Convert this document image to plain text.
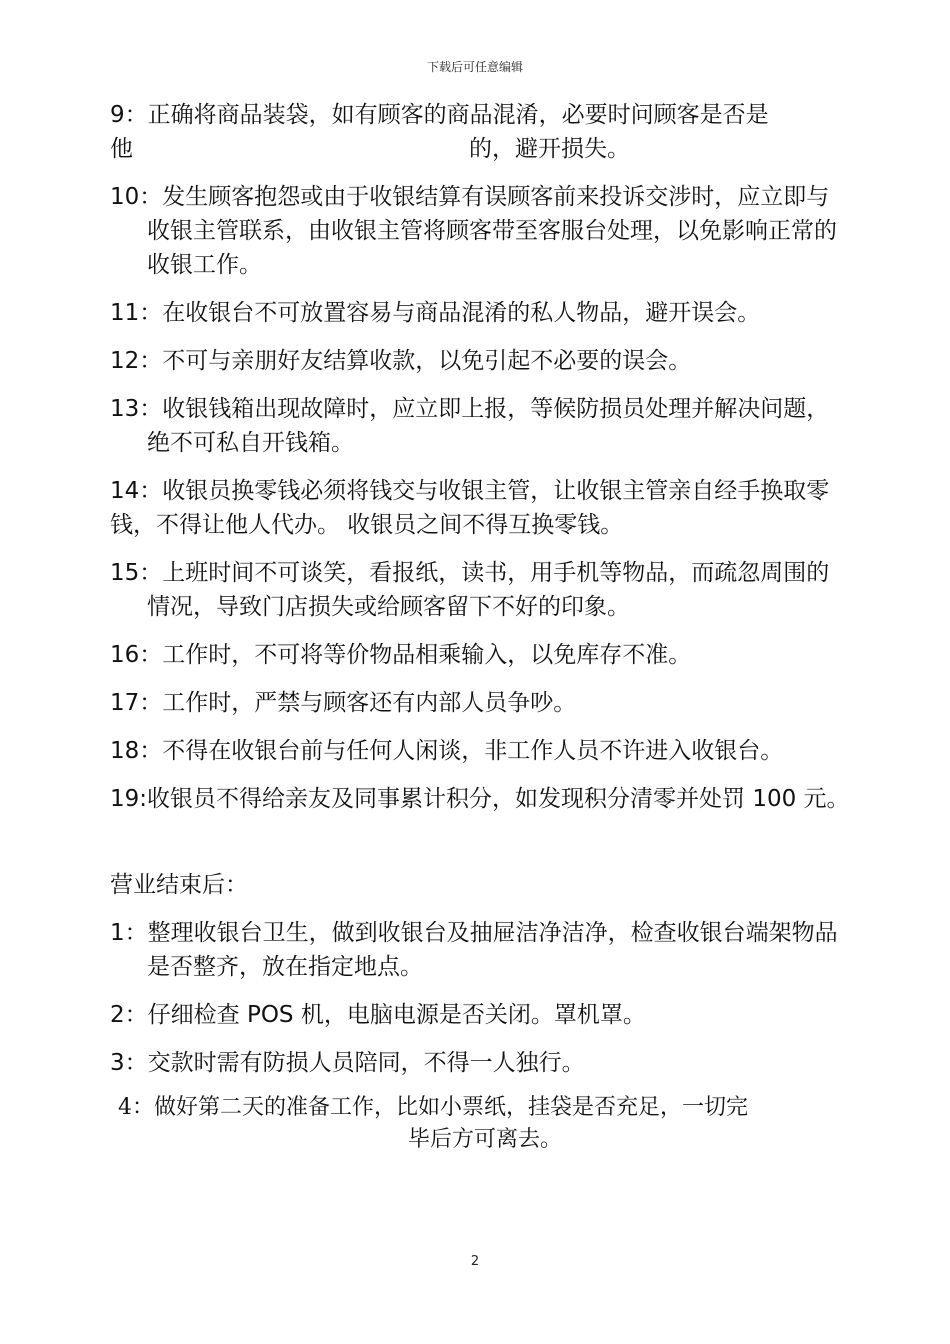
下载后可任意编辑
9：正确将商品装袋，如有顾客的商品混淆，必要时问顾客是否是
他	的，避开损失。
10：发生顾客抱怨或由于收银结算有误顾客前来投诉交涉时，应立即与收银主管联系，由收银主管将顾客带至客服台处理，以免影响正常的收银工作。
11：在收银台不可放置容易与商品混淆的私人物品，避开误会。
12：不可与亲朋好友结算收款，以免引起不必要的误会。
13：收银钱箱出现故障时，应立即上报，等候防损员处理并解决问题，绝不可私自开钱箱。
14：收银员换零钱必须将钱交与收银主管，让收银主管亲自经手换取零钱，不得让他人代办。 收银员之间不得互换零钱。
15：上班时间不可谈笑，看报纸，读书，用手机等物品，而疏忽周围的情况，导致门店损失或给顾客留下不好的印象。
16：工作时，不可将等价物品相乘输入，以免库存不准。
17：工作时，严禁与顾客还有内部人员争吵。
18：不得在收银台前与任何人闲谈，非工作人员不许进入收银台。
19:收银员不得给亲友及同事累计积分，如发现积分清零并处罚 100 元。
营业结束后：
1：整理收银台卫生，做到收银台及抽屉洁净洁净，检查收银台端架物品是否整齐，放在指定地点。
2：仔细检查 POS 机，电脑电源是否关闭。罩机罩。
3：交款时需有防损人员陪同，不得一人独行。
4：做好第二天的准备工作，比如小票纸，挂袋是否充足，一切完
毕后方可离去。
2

REQUIREMENTS
Please write out all of the material above without changing a word, and omit any pictures.

OUTPUT BELOW
Convert this document image to plain text.
下载后可任意编辑
9：正确将商品装袋，如有顾客的商品混淆，必要时问顾客是否是
他	的，避开损失。
10：发生顾客抱怨或由于收银结算有误顾客前来投诉交涉时，应立即与收银主管联系，由收银主管将顾客带至客服台处理，以免影响正常的收银工作。
11：在收银台不可放置容易与商品混淆的私人物品，避开误会。
12：不可与亲朋好友结算收款，以免引起不必要的误会。
13：收银钱箱出现故障时，应立即上报，等候防损员处理并解决问题，绝不可私自开钱箱。
14：收银员换零钱必须将钱交与收银主管，让收银主管亲自经手换取零钱，不得让他人代办。 收银员之间不得互换零钱。
15：上班时间不可谈笑，看报纸，读书，用手机等物品，而疏忽周围的情况，导致门店损失或给顾客留下不好的印象。
16：工作时，不可将等价物品相乘输入，以免库存不准。
17：工作时，严禁与顾客还有内部人员争吵。
18：不得在收银台前与任何人闲谈，非工作人员不许进入收银台。
19:收银员不得给亲友及同事累计积分，如发现积分清零并处罚 100 元。
营业结束后：
1：整理收银台卫生，做到收银台及抽屉洁净洁净，检查收银台端架物品是否整齐，放在指定地点。
2：仔细检查 POS 机，电脑电源是否关闭。罩机罩。
3：交款时需有防损人员陪同，不得一人独行。
4：做好第二天的准备工作，比如小票纸，挂袋是否充足，一切完
毕后方可离去。
2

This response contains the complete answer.